Purpose of the Study:

  • To map the spatial-temporal association between alpha-synuclein (α-syn) inclusions, dopaminergic neurodegeneration, and white matter microstructural changes.
  • To utilize a mouse model of α-synucleinopathy for in-depth pathological analysis.
  • To correlate imaging findings with histological validation.

Main Methods:

  • Unilateral injection of pre-formed fibrils (PFFs) or monomeric α-synuclein into the substantia nigra pars compacta (SNc) of wild-type mice.
  • Ex vivo diffusion tensor imaging (DTI) MRI at 9.4 T to assess white matter structural connectivity at 12 and 20 weeks post-injection (wpi).
  • Light-sheet microscopy (LSM) to map α-synuclein aggregates (pS129) and dopaminergic neurodegeneration (tyrosine hydroxylase staining), validated by voxel-based analysis (VBA) and atlas-based analysis (ABA).

Main Results:

  • PFF injection induced dense α-synuclein pathology and dopaminergic neuron death in the SNc, with prion-like seeding and spread to the striatum.
  • Dopaminergic neurodegeneration correlated with dopaminergic denervation in the striatum.
  • DTI MRI revealed decreased fractional anisotropy in the corpus callosum and internal capsule, indicating structural connectivity changes associated with neurodegeneration.

Conclusions:

  • The α-synuclein PFF mouse model recapitulates key features of Parkinson's disease, including pathology, white matter impairment, and nigrostriatal degeneration.
  • Ex vivo MRI-LSM platform effectively visualizes pathology spread at circuit and whole-brain levels.
  • This integrated approach provides a powerful tool for studying α-synucleinopathies.

:: SUPPLIED MATERIAL ::
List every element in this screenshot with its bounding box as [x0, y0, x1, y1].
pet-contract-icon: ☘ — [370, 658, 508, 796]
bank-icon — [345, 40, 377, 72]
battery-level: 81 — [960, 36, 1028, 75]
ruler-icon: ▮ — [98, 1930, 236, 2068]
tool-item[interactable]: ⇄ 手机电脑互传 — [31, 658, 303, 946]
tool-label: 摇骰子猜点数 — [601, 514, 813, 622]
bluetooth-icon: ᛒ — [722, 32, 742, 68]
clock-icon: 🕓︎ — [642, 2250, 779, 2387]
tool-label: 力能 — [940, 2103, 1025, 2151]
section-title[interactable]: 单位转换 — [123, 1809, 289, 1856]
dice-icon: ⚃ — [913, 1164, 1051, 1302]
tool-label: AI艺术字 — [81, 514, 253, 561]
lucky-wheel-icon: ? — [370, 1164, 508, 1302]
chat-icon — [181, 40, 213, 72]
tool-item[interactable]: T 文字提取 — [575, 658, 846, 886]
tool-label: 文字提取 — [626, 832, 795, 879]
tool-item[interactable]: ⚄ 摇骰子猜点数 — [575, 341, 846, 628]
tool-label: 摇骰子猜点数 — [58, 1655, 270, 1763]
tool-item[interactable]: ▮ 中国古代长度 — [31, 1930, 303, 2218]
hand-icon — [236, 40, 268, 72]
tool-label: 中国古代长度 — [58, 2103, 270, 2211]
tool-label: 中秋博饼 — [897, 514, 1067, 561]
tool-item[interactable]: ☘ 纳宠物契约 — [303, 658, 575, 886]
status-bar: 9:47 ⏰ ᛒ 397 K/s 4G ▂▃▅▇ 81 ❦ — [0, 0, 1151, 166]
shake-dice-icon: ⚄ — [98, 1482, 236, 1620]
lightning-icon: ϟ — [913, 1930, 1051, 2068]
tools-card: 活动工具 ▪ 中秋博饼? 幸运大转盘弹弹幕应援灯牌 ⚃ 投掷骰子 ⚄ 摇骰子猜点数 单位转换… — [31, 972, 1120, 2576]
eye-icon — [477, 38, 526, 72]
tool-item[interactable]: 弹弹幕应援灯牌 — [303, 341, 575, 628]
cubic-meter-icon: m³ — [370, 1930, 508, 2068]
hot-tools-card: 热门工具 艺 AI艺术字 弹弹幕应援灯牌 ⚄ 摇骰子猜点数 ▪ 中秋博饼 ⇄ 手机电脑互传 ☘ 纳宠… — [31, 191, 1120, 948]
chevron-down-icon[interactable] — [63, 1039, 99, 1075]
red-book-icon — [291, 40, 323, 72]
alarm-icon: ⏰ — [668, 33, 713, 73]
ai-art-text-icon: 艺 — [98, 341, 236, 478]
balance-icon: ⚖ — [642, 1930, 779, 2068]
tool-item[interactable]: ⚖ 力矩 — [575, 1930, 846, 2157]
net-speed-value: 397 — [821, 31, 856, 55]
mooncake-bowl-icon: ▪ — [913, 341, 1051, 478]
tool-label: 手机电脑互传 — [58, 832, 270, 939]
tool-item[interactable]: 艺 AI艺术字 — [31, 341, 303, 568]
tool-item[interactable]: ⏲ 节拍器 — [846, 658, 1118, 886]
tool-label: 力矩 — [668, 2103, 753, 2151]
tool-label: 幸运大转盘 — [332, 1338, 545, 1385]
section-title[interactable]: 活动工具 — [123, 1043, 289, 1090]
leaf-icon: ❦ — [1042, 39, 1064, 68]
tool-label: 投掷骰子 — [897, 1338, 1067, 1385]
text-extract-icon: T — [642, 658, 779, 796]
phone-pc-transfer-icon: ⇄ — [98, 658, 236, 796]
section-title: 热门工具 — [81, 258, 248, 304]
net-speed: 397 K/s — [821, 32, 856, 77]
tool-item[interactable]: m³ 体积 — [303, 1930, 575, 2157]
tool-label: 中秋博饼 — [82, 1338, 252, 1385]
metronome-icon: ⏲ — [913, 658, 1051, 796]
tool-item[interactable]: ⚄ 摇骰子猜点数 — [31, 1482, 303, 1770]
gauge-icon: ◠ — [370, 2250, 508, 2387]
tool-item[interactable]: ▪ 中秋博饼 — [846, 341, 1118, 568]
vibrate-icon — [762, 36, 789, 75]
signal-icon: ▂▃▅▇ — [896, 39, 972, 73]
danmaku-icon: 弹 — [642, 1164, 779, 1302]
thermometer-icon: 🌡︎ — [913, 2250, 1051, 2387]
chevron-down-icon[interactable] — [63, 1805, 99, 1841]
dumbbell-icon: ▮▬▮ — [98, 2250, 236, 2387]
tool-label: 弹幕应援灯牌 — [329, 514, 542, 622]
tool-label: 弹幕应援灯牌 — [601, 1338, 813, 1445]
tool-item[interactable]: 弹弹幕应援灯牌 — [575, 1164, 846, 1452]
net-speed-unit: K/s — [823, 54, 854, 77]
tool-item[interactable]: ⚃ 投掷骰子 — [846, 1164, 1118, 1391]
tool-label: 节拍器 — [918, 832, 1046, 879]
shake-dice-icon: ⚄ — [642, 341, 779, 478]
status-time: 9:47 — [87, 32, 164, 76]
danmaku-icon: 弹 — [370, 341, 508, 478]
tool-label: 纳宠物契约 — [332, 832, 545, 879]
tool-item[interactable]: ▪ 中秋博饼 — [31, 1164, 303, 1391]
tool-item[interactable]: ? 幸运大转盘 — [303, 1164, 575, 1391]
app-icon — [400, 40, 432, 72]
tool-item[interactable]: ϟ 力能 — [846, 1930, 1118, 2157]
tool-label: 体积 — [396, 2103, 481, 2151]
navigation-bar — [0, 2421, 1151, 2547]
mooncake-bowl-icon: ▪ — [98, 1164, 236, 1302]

:: ACTIVITY 1 ::
Answer these questions from the study summary.
(a) At what field strength was the ex vivo DTI MRI performed?
(b) In which two white matter regions did DTI MRI reveal decreased fractional anisotropy?
(c) Into what brain region were the fibrils or monomeric α-synuclein injected?
:: ACTIVITY 2 ::
Repeat, character for character, the part of the study summary that opens with the words containing "Purpose of the" and closes with "of wild-type mice.".
The items have no connection to the study summary.

:: EXERCISE RESULT 1 ::
(a) 9.4 T
(b) The corpus callosum and the internal capsule
(c) The substantia nigra pars compacta (SNc)

:: EXERCISE RESULT 2 ::
Purpose of the Study:

  • To map the spatial-temporal association between alpha-synuclein (α-syn) inclusions, dopaminergic neurodegeneration, and white matter microstructural changes.
  • To utilize a mouse model of α-synucleinopathy for in-depth pathological analysis.
  • To correlate imaging findings with histological validation.

Main Methods:

  • Unilateral injection of pre-formed fibrils (PFFs) or monomeric α-synuclein into the substantia nigra pars compacta (SNc) of wild-type mice.